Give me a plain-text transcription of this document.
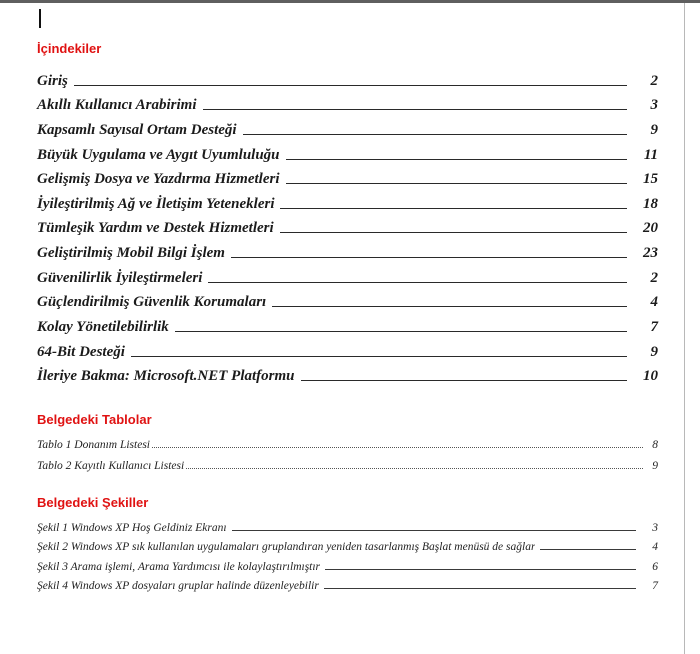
İçindekiler
Giriş	2
Akıllı Kullanıcı Arabirimi	3
Kapsamlı Sayısal Ortam Desteği	9
Büyük Uygulama ve Aygıt Uyumluluğu	11
Gelişmiş Dosya ve Yazdırma Hizmetleri	15
İyileştirilmiş Ağ ve İletişim Yetenekleri	18
Tümleşik Yardım ve Destek Hizmetleri	20
Geliştirilmiş Mobil Bilgi İşlem	23
Güvenilirlik İyileştirmeleri	2
Güçlendirilmiş Güvenlik Korumaları	4
Kolay Yönetilebilirlik	7
64-Bit Desteği	9
İleriye Bakma: Microsoft.NET Platformu	10
Belgedeki Tablolar
Tablo 1 Donanım Listesi	8
Tablo 2 Kayıtlı Kullanıcı Listesi	9
Belgedeki Şekiller
Şekil 1 Windows XP Hoş Geldiniz Ekranı	3
Şekil 2 Windows XP sık kullanılan uygulamaları gruplandıran yeniden tasarlanmış Başlat menüsü de sağlar	4
Şekil 3 Arama işlemi, Arama Yardımcısı ile kolaylaştırılmıştır	6
Şekil 4 Windows XP dosyaları gruplar halinde düzenleyebilir	7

TO BE DONE:
Except for the pictures, reproduce every line exactly.

RESULT OF THIS EXERCISE:
Give me a plain-text transcription of this document.
İçindekiler
Giriş	2
Akıllı Kullanıcı Arabirimi	3
Kapsamlı Sayısal Ortam Desteği	9
Büyük Uygulama ve Aygıt Uyumluluğu	11
Gelişmiş Dosya ve Yazdırma Hizmetleri	15
İyileştirilmiş Ağ ve İletişim Yetenekleri	18
Tümleşik Yardım ve Destek Hizmetleri	20
Geliştirilmiş Mobil Bilgi İşlem	23
Güvenilirlik İyileştirmeleri	2
Güçlendirilmiş Güvenlik Korumaları	4
Kolay Yönetilebilirlik	7
64-Bit Desteği	9
İleriye Bakma: Microsoft.NET Platformu	10
Belgedeki Tablolar
Tablo 1 Donanım Listesi	8
Tablo 2 Kayıtlı Kullanıcı Listesi	9
Belgedeki Şekiller
Şekil 1 Windows XP Hoş Geldiniz Ekranı	3
Şekil 2 Windows XP sık kullanılan uygulamaları gruplandıran yeniden tasarlanmış Başlat menüsü de sağlar	4
Şekil 3 Arama işlemi, Arama Yardımcısı ile kolaylaştırılmıştır	6
Şekil 4 Windows XP dosyaları gruplar halinde düzenleyebilir	7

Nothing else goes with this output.